■ **WRITTEN EXERCISE**
Every entry needs to be reproduced exactly.

■ **DATASET RECORDS**

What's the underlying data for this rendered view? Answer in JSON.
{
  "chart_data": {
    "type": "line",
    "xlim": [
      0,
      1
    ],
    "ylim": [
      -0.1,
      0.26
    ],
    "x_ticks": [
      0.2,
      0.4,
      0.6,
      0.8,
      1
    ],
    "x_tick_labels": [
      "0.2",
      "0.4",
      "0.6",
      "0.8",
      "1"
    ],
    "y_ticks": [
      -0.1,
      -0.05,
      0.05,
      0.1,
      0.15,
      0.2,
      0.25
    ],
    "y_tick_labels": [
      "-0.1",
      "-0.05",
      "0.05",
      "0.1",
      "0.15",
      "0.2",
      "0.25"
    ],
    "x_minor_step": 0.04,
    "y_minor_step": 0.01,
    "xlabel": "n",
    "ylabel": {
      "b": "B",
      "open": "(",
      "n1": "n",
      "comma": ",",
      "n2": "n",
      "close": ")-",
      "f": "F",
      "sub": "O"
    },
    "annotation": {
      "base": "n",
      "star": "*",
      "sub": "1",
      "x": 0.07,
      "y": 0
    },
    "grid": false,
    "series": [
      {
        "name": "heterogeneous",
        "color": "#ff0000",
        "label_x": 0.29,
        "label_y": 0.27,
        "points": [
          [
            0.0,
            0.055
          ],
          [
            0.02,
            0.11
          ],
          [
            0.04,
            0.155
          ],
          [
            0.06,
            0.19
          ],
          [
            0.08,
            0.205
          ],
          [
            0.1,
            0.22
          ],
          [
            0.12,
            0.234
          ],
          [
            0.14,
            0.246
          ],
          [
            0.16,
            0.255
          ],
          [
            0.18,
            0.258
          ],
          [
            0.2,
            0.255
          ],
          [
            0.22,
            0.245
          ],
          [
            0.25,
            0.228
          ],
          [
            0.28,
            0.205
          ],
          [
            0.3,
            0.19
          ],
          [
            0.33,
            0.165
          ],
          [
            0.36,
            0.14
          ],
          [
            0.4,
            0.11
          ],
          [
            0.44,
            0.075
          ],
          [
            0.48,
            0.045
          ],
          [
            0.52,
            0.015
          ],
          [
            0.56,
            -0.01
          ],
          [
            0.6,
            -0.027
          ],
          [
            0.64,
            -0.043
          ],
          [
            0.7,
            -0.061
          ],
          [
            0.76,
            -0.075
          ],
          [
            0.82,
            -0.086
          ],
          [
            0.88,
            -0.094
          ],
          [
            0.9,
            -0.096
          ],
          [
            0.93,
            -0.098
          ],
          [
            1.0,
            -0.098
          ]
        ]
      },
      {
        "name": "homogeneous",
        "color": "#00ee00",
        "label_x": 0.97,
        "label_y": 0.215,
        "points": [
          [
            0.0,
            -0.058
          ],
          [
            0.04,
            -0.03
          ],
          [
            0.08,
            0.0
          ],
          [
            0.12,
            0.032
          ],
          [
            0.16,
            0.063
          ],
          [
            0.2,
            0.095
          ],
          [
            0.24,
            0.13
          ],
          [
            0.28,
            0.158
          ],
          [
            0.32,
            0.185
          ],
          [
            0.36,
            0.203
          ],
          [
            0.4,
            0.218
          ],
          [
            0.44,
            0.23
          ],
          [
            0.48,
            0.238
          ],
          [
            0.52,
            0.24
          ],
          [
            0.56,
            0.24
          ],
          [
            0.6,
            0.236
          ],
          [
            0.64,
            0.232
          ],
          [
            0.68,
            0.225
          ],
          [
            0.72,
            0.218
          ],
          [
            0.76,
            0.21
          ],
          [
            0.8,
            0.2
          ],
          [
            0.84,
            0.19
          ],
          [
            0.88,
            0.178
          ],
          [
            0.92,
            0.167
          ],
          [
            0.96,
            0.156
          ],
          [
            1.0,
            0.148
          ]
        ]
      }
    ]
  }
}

■ **EXERCISE RESULT**
What's the underlying data for this rendered view? Answer in JSON.
{
  "chart_data": {
    "type": "line",
    "xlim": [
      0,
      1
    ],
    "ylim": [
      -0.1,
      0.26
    ],
    "x_ticks": [
      0.2,
      0.4,
      0.6,
      0.8,
      1
    ],
    "x_tick_labels": [
      "0.2",
      "0.4",
      "0.6",
      "0.8",
      "1"
    ],
    "y_ticks": [
      -0.1,
      -0.05,
      0.05,
      0.1,
      0.15,
      0.2,
      0.25
    ],
    "y_tick_labels": [
      "-0.1",
      "-0.05",
      "0.05",
      "0.1",
      "0.15",
      "0.2",
      "0.25"
    ],
    "x_minor_step": 0.04,
    "y_minor_step": 0.01,
    "xlabel": "n",
    "ylabel": {
      "b": "B",
      "open": "(",
      "n1": "n",
      "comma": ",",
      "n2": "n",
      "close": ")-",
      "f": "F",
      "sub": "O"
    },
    "annotation": {
      "base": "n",
      "star": "*",
      "sub": "1",
      "x": 0.07,
      "y": 0
    },
    "grid": false,
    "series": [
      {
        "name": "heterogeneous",
        "color": "#ff0000",
        "label_x": 0.29,
        "label_y": 0.27,
        "points": [
          [
            0.0,
            0.055
          ],
          [
            0.02,
            0.11
          ],
          [
            0.04,
            0.155
          ],
          [
            0.06,
            0.19
          ],
          [
            0.08,
            0.205
          ],
          [
            0.1,
            0.22
          ],
          [
            0.12,
            0.234
          ],
          [
            0.14,
            0.246
          ],
          [
            0.16,
            0.255
          ],
          [
            0.18,
            0.258
          ],
          [
            0.2,
            0.255
          ],
          [
            0.22,
            0.245
          ],
          [
            0.25,
            0.228
          ],
          [
            0.28,
            0.205
          ],
          [
            0.3,
            0.19
          ],
          [
            0.33,
            0.165
          ],
          [
            0.36,
            0.14
          ],
          [
            0.4,
            0.11
          ],
          [
            0.44,
            0.075
          ],
          [
            0.48,
            0.045
          ],
          [
            0.52,
            0.015
          ],
          [
            0.56,
            -0.01
          ],
          [
            0.6,
            -0.027
          ],
          [
            0.64,
            -0.043
          ],
          [
            0.7,
            -0.061
          ],
          [
            0.76,
            -0.075
          ],
          [
            0.82,
            -0.086
          ],
          [
            0.88,
            -0.094
          ],
          [
            0.9,
            -0.096
          ],
          [
            0.93,
            -0.098
          ],
          [
            1.0,
            -0.098
          ]
        ]
      },
      {
        "name": "homogeneous",
        "color": "#00ee00",
        "label_x": 0.97,
        "label_y": 0.215,
        "points": [
          [
            0.0,
            -0.058
          ],
          [
            0.04,
            -0.03
          ],
          [
            0.08,
            0.0
          ],
          [
            0.12,
            0.032
          ],
          [
            0.16,
            0.063
          ],
          [
            0.2,
            0.095
          ],
          [
            0.24,
            0.13
          ],
          [
            0.28,
            0.158
          ],
          [
            0.32,
            0.185
          ],
          [
            0.36,
            0.203
          ],
          [
            0.4,
            0.218
          ],
          [
            0.44,
            0.23
          ],
          [
            0.48,
            0.238
          ],
          [
            0.52,
            0.24
          ],
          [
            0.56,
            0.24
          ],
          [
            0.6,
            0.236
          ],
          [
            0.64,
            0.232
          ],
          [
            0.68,
            0.225
          ],
          [
            0.72,
            0.218
          ],
          [
            0.76,
            0.21
          ],
          [
            0.8,
            0.2
          ],
          [
            0.84,
            0.19
          ],
          [
            0.88,
            0.178
          ],
          [
            0.92,
            0.167
          ],
          [
            0.96,
            0.156
          ],
          [
            1.0,
            0.148
          ]
        ]
      }
    ]
  }
}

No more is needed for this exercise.